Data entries
# # # # #

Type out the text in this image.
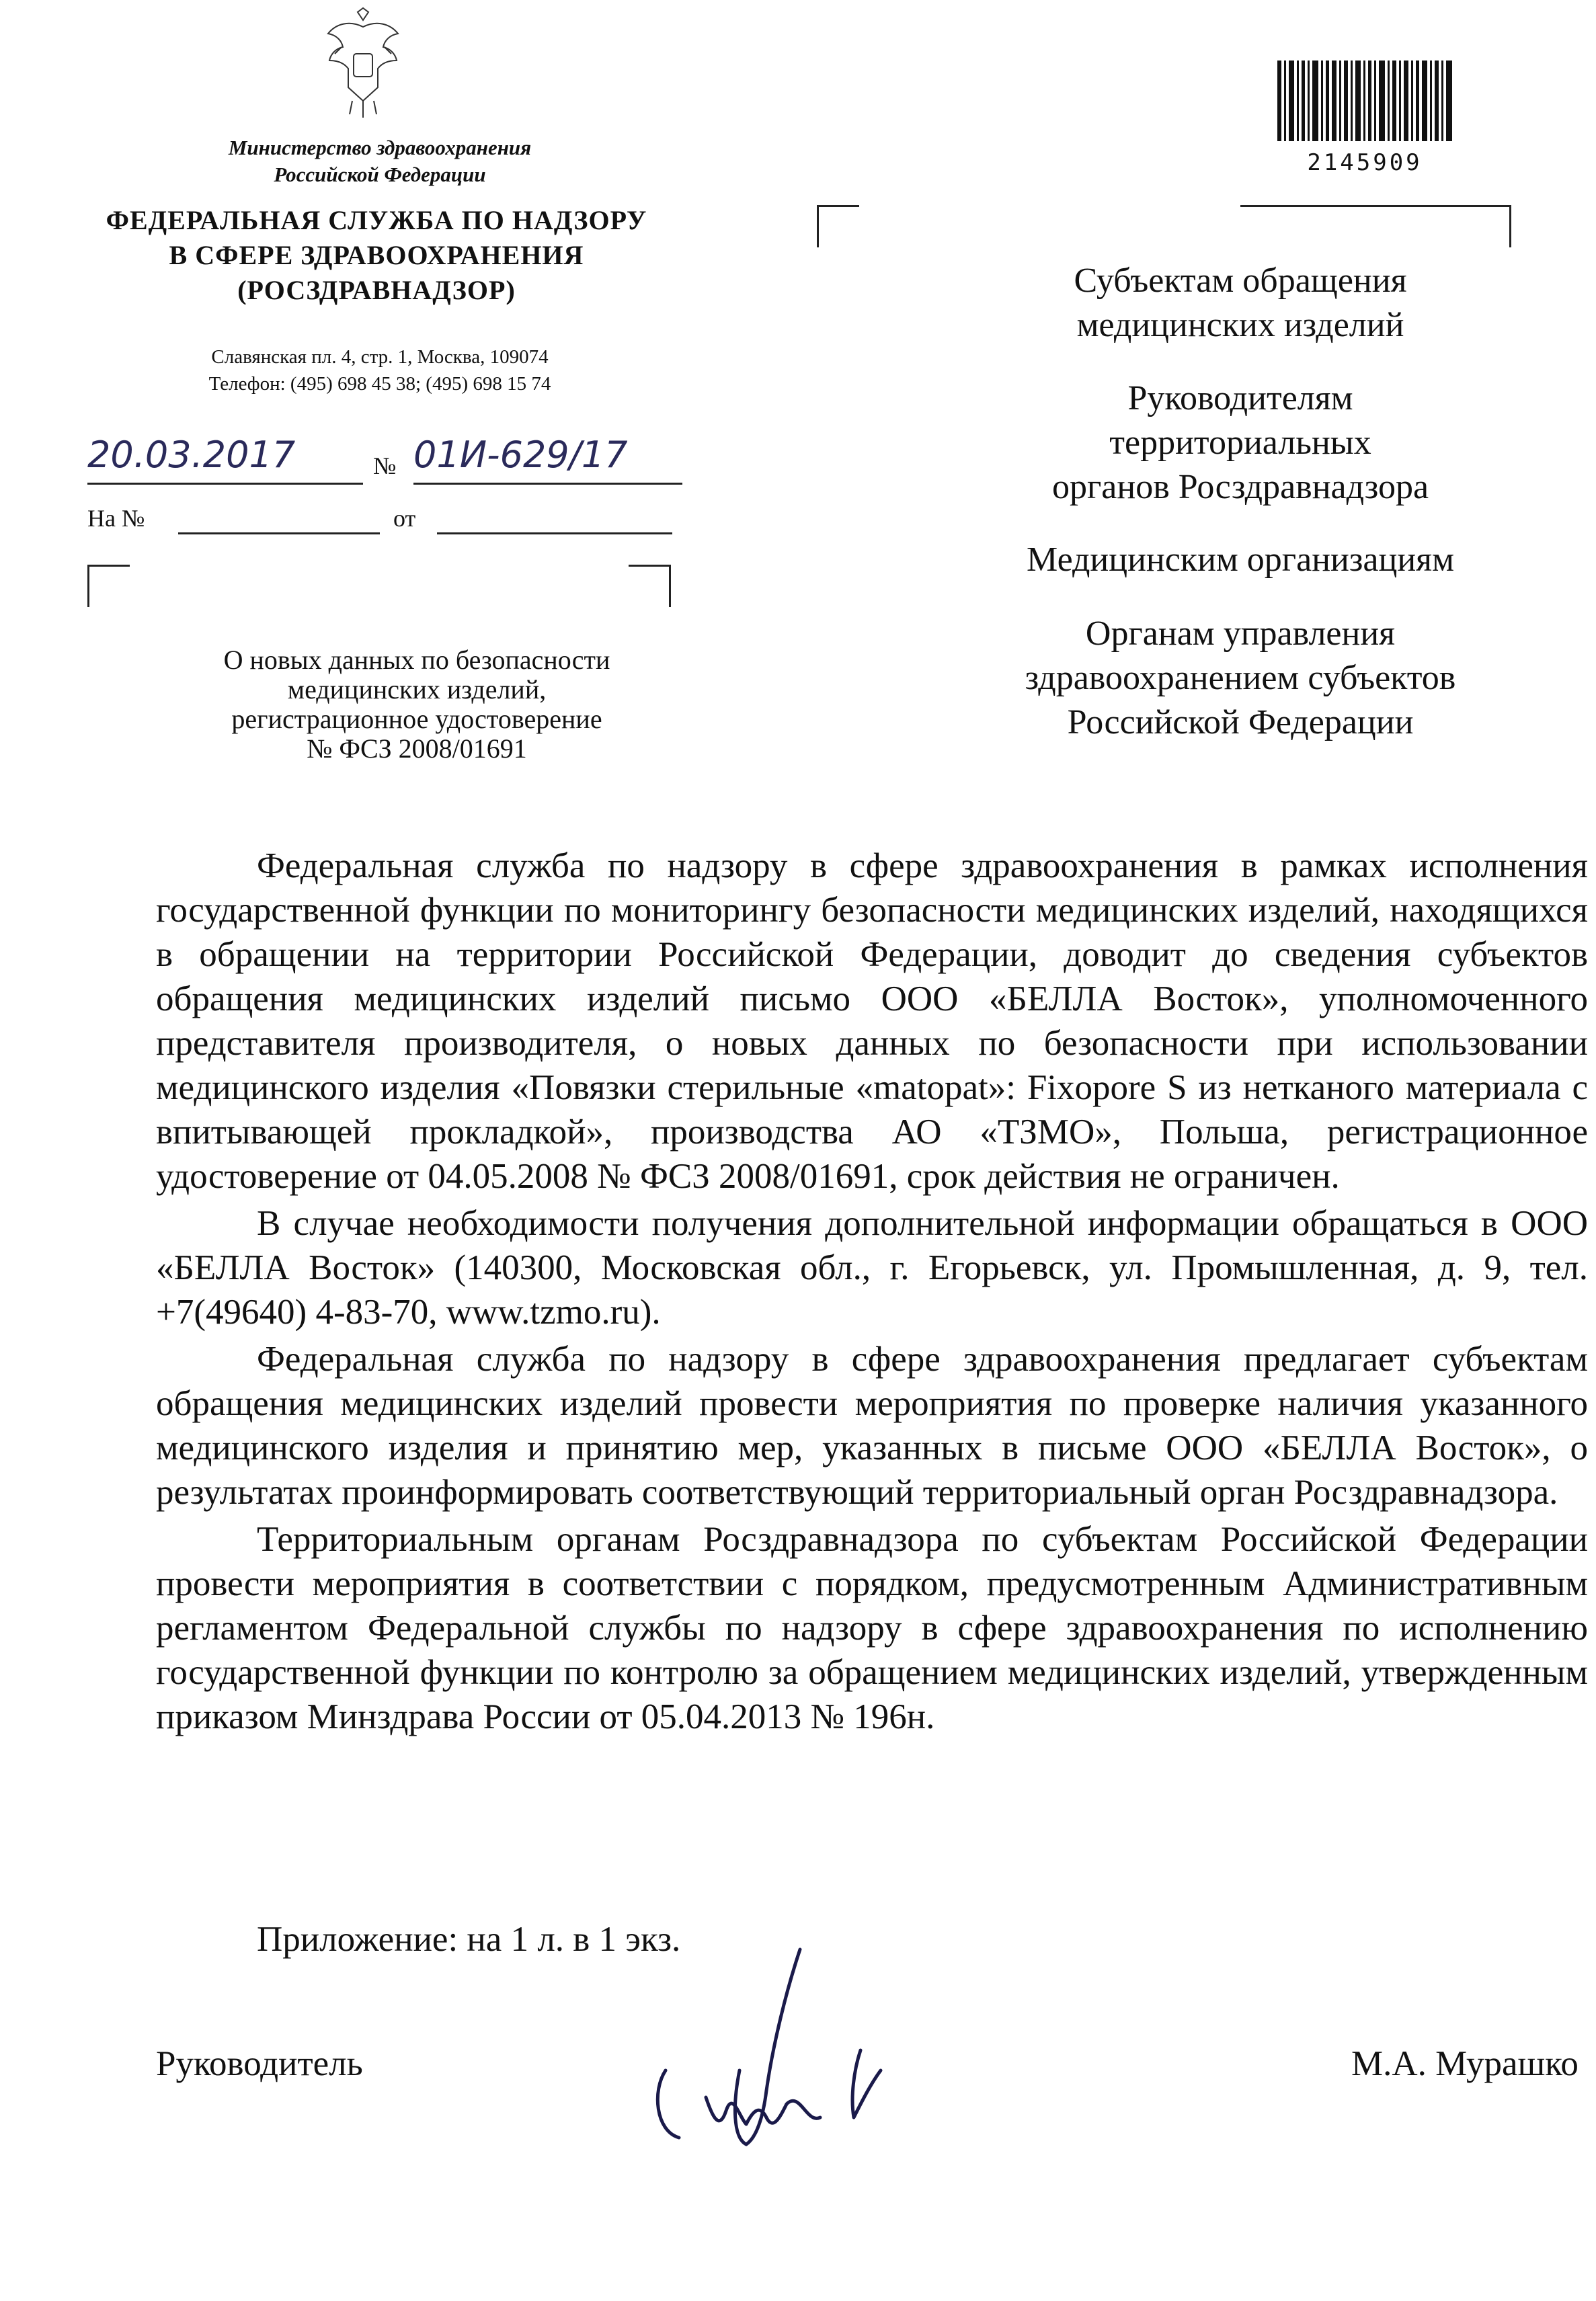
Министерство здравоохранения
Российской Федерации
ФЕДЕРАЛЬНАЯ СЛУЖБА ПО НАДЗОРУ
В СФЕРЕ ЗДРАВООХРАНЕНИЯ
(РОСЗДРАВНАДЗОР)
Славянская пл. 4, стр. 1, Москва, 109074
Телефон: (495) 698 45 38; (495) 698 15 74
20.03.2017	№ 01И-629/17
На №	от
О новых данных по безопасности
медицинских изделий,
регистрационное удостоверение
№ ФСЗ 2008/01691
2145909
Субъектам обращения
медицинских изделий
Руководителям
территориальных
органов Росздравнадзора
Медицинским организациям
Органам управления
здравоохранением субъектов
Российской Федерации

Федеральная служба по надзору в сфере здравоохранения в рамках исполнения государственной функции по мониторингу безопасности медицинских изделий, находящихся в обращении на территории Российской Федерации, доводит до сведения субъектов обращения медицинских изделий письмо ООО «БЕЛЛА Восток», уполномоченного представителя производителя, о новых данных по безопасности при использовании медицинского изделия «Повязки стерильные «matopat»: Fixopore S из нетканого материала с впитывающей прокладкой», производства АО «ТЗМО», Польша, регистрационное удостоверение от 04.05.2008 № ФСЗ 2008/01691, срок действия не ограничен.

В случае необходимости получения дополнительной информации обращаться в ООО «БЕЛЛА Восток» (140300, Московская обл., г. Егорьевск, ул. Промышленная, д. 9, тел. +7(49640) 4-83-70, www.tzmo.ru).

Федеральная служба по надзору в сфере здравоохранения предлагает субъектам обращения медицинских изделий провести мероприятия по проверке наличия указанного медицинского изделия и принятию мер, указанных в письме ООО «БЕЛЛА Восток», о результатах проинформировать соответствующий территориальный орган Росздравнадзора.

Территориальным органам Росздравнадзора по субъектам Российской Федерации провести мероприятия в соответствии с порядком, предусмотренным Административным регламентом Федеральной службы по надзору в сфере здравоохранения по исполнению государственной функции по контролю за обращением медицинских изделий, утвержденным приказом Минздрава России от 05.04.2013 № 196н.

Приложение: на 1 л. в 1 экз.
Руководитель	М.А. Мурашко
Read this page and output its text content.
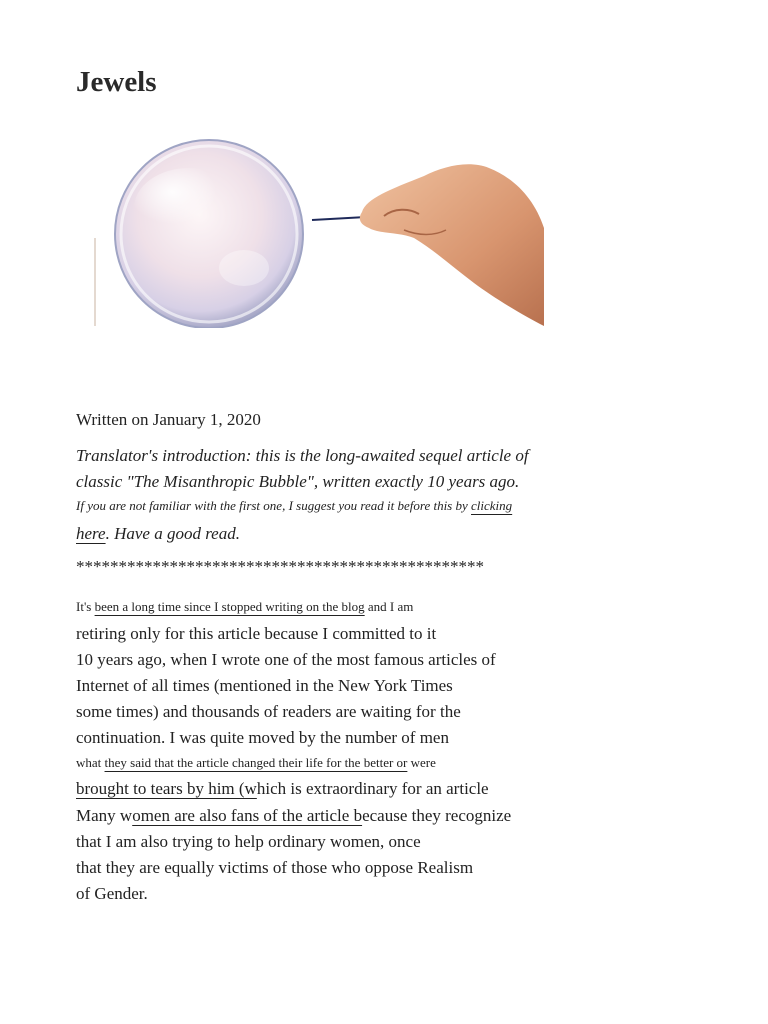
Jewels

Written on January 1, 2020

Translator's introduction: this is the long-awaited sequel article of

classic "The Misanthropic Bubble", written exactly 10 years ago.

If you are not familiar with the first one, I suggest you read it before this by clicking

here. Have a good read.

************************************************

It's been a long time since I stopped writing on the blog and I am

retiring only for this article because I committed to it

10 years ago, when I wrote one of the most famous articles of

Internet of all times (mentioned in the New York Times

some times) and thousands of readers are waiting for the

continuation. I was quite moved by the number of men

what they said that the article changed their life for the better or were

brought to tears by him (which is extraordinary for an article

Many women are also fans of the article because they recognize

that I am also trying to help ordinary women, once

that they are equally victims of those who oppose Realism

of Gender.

# # # # #

TO BE DONE> Copy verbatim the span that begins at the line containing "Read this page and output its text content." and ends at the last line of the material, inclusive of both; exclude pictures.

FINISHED EXERCISE>
Read this page and output its text content.
Jewels

Written on January 1, 2020

Translator's introduction: this is the long-awaited sequel article of

classic "The Misanthropic Bubble", written exactly 10 years ago.

If you are not familiar with the first one, I suggest you read it before this by clicking

here. Have a good read.

************************************************

It's been a long time since I stopped writing on the blog and I am

retiring only for this article because I committed to it

10 years ago, when I wrote one of the most famous articles of

Internet of all times (mentioned in the New York Times

some times) and thousands of readers are waiting for the

continuation. I was quite moved by the number of men

what they said that the article changed their life for the better or were

brought to tears by him (which is extraordinary for an article

Many women are also fans of the article because they recognize

that I am also trying to help ordinary women, once

that they are equally victims of those who oppose Realism

of Gender.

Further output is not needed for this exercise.